## Short task
Pictures do not belong in your copy. Repeat all the other data exactly.

Dataset items

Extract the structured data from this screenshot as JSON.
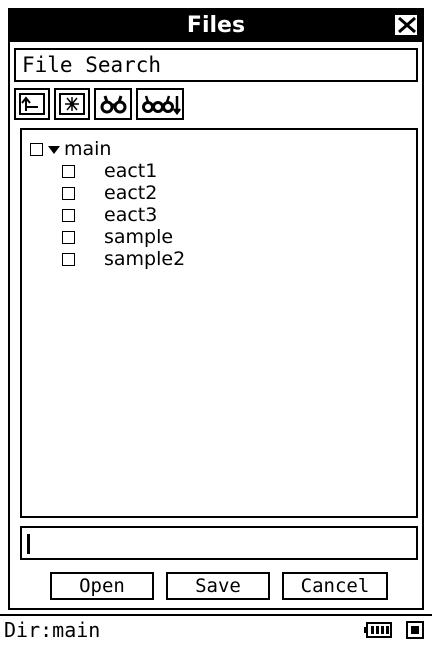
{
  "window": {
    "title": "Files"
  },
  "menubar": {
    "items": [
      {
        "label": "File Search"
      }
    ]
  },
  "toolbar": {
    "buttons": [
      {
        "icon": "folder-up-icon"
      },
      {
        "icon": "new-folder-icon"
      },
      {
        "icon": "search-icon"
      },
      {
        "icon": "search-next-icon"
      }
    ]
  },
  "tree": {
    "root": {
      "label": "main",
      "expanded": true,
      "checked": false
    },
    "items": [
      {
        "label": "eact1",
        "checked": false
      },
      {
        "label": "eact2",
        "checked": false
      },
      {
        "label": "eact3",
        "checked": false
      },
      {
        "label": "sample",
        "checked": false
      },
      {
        "label": "sample2",
        "checked": false
      }
    ]
  },
  "input": {
    "value": ""
  },
  "buttons": {
    "open": "Open",
    "save": "Save",
    "cancel": "Cancel"
  },
  "status": {
    "dir": "Dir:main"
  }
}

## Output for this task
Extract the structured data from this screenshot as JSON.
{
  "window": {
    "title": "Files"
  },
  "menubar": {
    "items": [
      {
        "label": "File Search"
      }
    ]
  },
  "toolbar": {
    "buttons": [
      {
        "icon": "folder-up-icon"
      },
      {
        "icon": "new-folder-icon"
      },
      {
        "icon": "search-icon"
      },
      {
        "icon": "search-next-icon"
      }
    ]
  },
  "tree": {
    "root": {
      "label": "main",
      "expanded": true,
      "checked": false
    },
    "items": [
      {
        "label": "eact1",
        "checked": false
      },
      {
        "label": "eact2",
        "checked": false
      },
      {
        "label": "eact3",
        "checked": false
      },
      {
        "label": "sample",
        "checked": false
      },
      {
        "label": "sample2",
        "checked": false
      }
    ]
  },
  "input": {
    "value": ""
  },
  "buttons": {
    "open": "Open",
    "save": "Save",
    "cancel": "Cancel"
  },
  "status": {
    "dir": "Dir:main"
  }
}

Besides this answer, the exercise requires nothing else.